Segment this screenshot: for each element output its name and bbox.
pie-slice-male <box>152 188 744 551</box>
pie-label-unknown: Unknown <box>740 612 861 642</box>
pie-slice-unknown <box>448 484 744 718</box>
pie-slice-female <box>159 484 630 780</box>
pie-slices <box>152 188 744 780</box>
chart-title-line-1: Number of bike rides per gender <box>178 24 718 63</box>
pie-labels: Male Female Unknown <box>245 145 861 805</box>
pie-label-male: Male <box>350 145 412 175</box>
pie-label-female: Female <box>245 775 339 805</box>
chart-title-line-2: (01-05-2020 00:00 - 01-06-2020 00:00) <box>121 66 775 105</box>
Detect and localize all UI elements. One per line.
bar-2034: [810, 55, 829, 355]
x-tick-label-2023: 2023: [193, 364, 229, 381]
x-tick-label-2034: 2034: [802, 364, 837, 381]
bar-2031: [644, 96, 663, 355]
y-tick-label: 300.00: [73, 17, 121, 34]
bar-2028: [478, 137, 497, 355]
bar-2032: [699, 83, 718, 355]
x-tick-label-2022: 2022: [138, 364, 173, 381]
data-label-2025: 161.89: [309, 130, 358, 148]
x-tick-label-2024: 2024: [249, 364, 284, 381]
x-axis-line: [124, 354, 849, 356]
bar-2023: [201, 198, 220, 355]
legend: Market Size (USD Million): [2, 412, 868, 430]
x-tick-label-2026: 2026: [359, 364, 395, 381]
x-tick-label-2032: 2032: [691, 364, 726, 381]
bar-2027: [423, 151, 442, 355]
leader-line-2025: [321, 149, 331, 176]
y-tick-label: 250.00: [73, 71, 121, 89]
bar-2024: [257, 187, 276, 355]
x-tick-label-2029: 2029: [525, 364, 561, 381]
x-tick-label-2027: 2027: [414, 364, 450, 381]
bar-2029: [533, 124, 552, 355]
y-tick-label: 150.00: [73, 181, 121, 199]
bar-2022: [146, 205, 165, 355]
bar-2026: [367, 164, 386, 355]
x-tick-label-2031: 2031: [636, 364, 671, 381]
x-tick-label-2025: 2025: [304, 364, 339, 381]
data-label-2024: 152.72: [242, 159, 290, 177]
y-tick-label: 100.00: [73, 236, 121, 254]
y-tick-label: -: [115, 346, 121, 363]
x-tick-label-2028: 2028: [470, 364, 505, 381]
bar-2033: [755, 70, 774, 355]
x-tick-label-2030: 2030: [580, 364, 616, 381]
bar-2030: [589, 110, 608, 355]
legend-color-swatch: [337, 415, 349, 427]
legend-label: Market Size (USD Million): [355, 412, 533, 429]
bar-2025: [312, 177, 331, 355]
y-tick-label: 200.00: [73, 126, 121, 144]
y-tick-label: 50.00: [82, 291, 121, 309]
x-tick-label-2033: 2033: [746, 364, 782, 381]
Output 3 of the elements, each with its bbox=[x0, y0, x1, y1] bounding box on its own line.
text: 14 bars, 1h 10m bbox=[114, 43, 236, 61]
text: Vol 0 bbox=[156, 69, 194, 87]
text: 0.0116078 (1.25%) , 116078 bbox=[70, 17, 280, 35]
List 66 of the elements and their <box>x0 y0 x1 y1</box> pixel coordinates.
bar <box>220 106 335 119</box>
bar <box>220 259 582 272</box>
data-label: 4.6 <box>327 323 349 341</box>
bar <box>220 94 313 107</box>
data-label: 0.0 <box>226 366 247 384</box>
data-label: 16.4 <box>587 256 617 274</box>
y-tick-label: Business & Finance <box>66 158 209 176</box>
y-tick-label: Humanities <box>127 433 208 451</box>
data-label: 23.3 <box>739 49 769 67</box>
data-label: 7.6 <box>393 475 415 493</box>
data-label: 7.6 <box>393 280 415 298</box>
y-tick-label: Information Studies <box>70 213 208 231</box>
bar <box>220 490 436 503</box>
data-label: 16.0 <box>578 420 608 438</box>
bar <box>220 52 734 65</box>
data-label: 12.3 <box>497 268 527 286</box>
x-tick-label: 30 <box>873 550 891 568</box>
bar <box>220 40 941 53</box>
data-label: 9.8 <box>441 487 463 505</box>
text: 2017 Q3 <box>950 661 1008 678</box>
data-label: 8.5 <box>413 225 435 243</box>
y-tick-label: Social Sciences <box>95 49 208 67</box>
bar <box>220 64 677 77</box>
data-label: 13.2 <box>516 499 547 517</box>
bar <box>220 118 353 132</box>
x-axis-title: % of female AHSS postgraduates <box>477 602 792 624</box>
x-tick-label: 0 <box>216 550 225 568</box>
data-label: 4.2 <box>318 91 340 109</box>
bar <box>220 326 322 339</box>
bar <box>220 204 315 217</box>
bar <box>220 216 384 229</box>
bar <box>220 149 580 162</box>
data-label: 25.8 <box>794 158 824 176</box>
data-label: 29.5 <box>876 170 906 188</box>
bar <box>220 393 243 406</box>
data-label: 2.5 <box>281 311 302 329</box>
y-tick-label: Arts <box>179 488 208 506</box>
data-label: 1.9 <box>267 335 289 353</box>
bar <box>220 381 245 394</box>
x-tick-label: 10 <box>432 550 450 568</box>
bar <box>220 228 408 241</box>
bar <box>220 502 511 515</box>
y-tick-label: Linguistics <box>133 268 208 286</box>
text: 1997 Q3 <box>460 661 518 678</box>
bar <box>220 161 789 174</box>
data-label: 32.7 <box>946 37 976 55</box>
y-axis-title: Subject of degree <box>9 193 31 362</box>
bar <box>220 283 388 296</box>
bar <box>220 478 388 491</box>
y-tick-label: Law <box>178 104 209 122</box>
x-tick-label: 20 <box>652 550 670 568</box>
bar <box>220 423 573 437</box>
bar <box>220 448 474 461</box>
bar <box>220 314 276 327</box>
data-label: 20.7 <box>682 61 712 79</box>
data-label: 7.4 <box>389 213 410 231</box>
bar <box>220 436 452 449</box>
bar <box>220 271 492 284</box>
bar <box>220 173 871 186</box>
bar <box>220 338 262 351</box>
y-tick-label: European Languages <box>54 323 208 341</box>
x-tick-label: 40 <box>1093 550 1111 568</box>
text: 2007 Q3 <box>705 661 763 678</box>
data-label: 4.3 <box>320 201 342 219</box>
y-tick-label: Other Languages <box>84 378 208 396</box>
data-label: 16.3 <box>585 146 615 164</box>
------------------------
▸ DIRECTIONS FOR THIS TASK
Copy out all of the material above line for line, with no changes.

▸ FINAL RESULT
Segment this screenshot: for each element output its name and bbox.
pie-slice-male <box>152 188 744 551</box>
pie-label-unknown: Unknown <box>740 612 861 642</box>
pie-slice-unknown <box>448 484 744 718</box>
pie-slice-female <box>159 484 630 780</box>
pie-slices <box>152 188 744 780</box>
chart-title-line-1: Number of bike rides per gender <box>178 24 718 63</box>
pie-labels: Male Female Unknown <box>245 145 861 805</box>
pie-label-male: Male <box>350 145 412 175</box>
pie-label-female: Female <box>245 775 339 805</box>
chart-title-line-2: (01-05-2020 00:00 - 01-06-2020 00:00) <box>121 66 775 105</box>
Detect and localize all UI elements. One per line.
bar-2034: [810, 55, 829, 355]
x-tick-label-2023: 2023: [193, 364, 229, 381]
x-tick-label-2034: 2034: [802, 364, 837, 381]
bar-2031: [644, 96, 663, 355]
y-tick-label: 300.00: [73, 17, 121, 34]
bar-2028: [478, 137, 497, 355]
bar-2032: [699, 83, 718, 355]
x-tick-label-2022: 2022: [138, 364, 173, 381]
data-label-2025: 161.89: [309, 130, 358, 148]
x-tick-label-2024: 2024: [249, 364, 284, 381]
x-axis-line: [124, 354, 849, 356]
bar-2023: [201, 198, 220, 355]
legend: Market Size (USD Million): [2, 412, 868, 430]
x-tick-label-2026: 2026: [359, 364, 395, 381]
x-tick-label-2032: 2032: [691, 364, 726, 381]
bar-2027: [423, 151, 442, 355]
leader-line-2025: [321, 149, 331, 176]
y-tick-label: 250.00: [73, 71, 121, 89]
bar-2024: [257, 187, 276, 355]
x-tick-label-2029: 2029: [525, 364, 561, 381]
x-tick-label-2027: 2027: [414, 364, 450, 381]
bar-2029: [533, 124, 552, 355]
y-tick-label: 150.00: [73, 181, 121, 199]
bar-2022: [146, 205, 165, 355]
bar-2026: [367, 164, 386, 355]
x-tick-label-2031: 2031: [636, 364, 671, 381]
x-tick-label-2025: 2025: [304, 364, 339, 381]
data-label-2024: 152.72: [242, 159, 290, 177]
y-tick-label: 100.00: [73, 236, 121, 254]
y-tick-label: -: [115, 346, 121, 363]
x-tick-label-2028: 2028: [470, 364, 505, 381]
bar-2033: [755, 70, 774, 355]
x-tick-label-2030: 2030: [580, 364, 616, 381]
bar-2030: [589, 110, 608, 355]
legend-color-swatch: [337, 415, 349, 427]
legend-label: Market Size (USD Million): [355, 412, 533, 429]
bar-2025: [312, 177, 331, 355]
y-tick-label: 200.00: [73, 126, 121, 144]
y-tick-label: 50.00: [82, 291, 121, 309]
x-tick-label-2033: 2033: [746, 364, 782, 381]
Output 3 of the elements, each with its bbox=[x0, y0, x1, y1] bounding box on its own line.
text: 14 bars, 1h 10m bbox=[114, 43, 236, 61]
text: Vol 0 bbox=[156, 69, 194, 87]
text: 0.0116078 (1.25%) , 116078 bbox=[70, 17, 280, 35]
List 66 of the elements and their <box>x0 y0 x1 y1</box> pixel coordinates.
bar <box>220 106 335 119</box>
bar <box>220 259 582 272</box>
data-label: 4.6 <box>327 323 349 341</box>
bar <box>220 94 313 107</box>
data-label: 0.0 <box>226 366 247 384</box>
data-label: 16.4 <box>587 256 617 274</box>
y-tick-label: Business & Finance <box>66 158 209 176</box>
y-tick-label: Humanities <box>127 433 208 451</box>
data-label: 23.3 <box>739 49 769 67</box>
data-label: 7.6 <box>393 475 415 493</box>
data-label: 7.6 <box>393 280 415 298</box>
y-tick-label: Information Studies <box>70 213 208 231</box>
bar <box>220 490 436 503</box>
data-label: 16.0 <box>578 420 608 438</box>
bar <box>220 52 734 65</box>
data-label: 12.3 <box>497 268 527 286</box>
x-tick-label: 30 <box>873 550 891 568</box>
bar <box>220 40 941 53</box>
data-label: 9.8 <box>441 487 463 505</box>
text: 2017 Q3 <box>950 661 1008 678</box>
data-label: 8.5 <box>413 225 435 243</box>
y-tick-label: Social Sciences <box>95 49 208 67</box>
bar <box>220 64 677 77</box>
data-label: 13.2 <box>516 499 547 517</box>
bar <box>220 118 353 132</box>
x-axis-title: % of female AHSS postgraduates <box>477 602 792 624</box>
x-tick-label: 0 <box>216 550 225 568</box>
data-label: 4.2 <box>318 91 340 109</box>
bar <box>220 326 322 339</box>
bar <box>220 204 315 217</box>
bar <box>220 216 384 229</box>
bar <box>220 149 580 162</box>
data-label: 25.8 <box>794 158 824 176</box>
data-label: 29.5 <box>876 170 906 188</box>
bar <box>220 393 243 406</box>
data-label: 2.5 <box>281 311 302 329</box>
y-tick-label: Arts <box>179 488 208 506</box>
data-label: 1.9 <box>267 335 289 353</box>
bar <box>220 381 245 394</box>
x-tick-label: 10 <box>432 550 450 568</box>
bar <box>220 228 408 241</box>
bar <box>220 502 511 515</box>
y-tick-label: Linguistics <box>133 268 208 286</box>
text: 1997 Q3 <box>460 661 518 678</box>
bar <box>220 161 789 174</box>
data-label: 32.7 <box>946 37 976 55</box>
y-axis-title: Subject of degree <box>9 193 31 362</box>
bar <box>220 283 388 296</box>
bar <box>220 478 388 491</box>
y-tick-label: Law <box>178 104 209 122</box>
x-tick-label: 20 <box>652 550 670 568</box>
bar <box>220 423 573 437</box>
bar <box>220 448 474 461</box>
bar <box>220 314 276 327</box>
data-label: 20.7 <box>682 61 712 79</box>
data-label: 7.4 <box>389 213 410 231</box>
bar <box>220 436 452 449</box>
bar <box>220 271 492 284</box>
bar <box>220 173 871 186</box>
bar <box>220 338 262 351</box>
y-tick-label: European Languages <box>54 323 208 341</box>
x-tick-label: 40 <box>1093 550 1111 568</box>
text: 2007 Q3 <box>705 661 763 678</box>
data-label: 4.3 <box>320 201 342 219</box>
y-tick-label: Other Languages <box>84 378 208 396</box>
data-label: 16.3 <box>585 146 615 164</box>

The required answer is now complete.